-------- DATA PROVIDED

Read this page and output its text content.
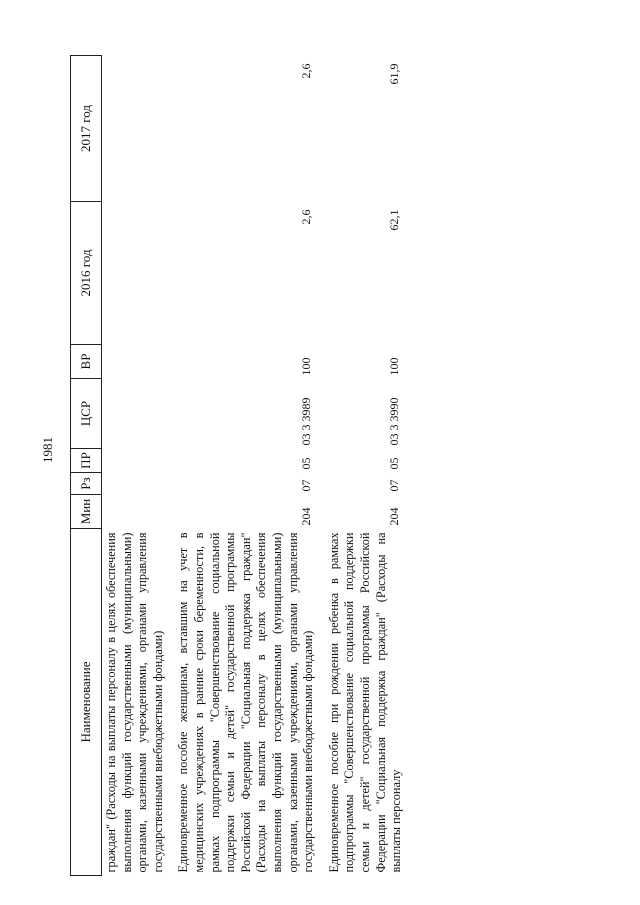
1981
Наименование	Мин	Рз	ПР	ЦСР	ВР	2016 год	2017 год
граждан" (Расходы на выплаты персоналу в целях обеспечения выполнения функций государственными (муниципальными) органами, казенными учреждениями, органами управления государственными внебюджетными фондами)							

Единовременное пособие женщинам, вставшим на учет в медицинских учреждениях в ранние сроки беременности, в рамках подпрограммы "Совершенствование социальной поддержки семьи и детей" государственной программы Российской Федерации "Социальная поддержка граждан" (Расходы на выплаты персоналу в целях обеспечения выполнения функций государственными (муниципальными) органами, казенными учреждениями, органами управления государственными внебюджетными фондами)	204	07	05	03 3 3989	100	2,6	2,6

Единовременное пособие при рождении ребенка в рамках подпрограммы "Совершенствование социальной поддержки семьи и детей" государственной программы Российской Федерации "Социальная поддержка граждан" (Расходы на выплаты персоналу	204	07	05	03 3 3990	100	62,1	61,9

----------------

EXERCISE DIRECTIONS → Leave out the pictures and transcribe the entries above exactly.

SOLUTION TO THE EXERCISE →
Read this page and output its text content.
1981
Наименование	Мин	Рз	ПР	ЦСР	ВР	2016 год	2017 год
граждан" (Расходы на выплаты персоналу в целях обеспечения выполнения функций государственными (муниципальными) органами, казенными учреждениями, органами управления государственными внебюджетными фондами)							

Единовременное пособие женщинам, вставшим на учет в медицинских учреждениях в ранние сроки беременности, в рамках подпрограммы "Совершенствование социальной поддержки семьи и детей" государственной программы Российской Федерации "Социальная поддержка граждан" (Расходы на выплаты персоналу в целях обеспечения выполнения функций государственными (муниципальными) органами, казенными учреждениями, органами управления государственными внебюджетными фондами)	204	07	05	03 3 3989	100	2,6	2,6

Единовременное пособие при рождении ребенка в рамках подпрограммы "Совершенствование социальной поддержки семьи и детей" государственной программы Российской Федерации "Социальная поддержка граждан" (Расходы на выплаты персоналу	204	07	05	03 3 3990	100	62,1	61,9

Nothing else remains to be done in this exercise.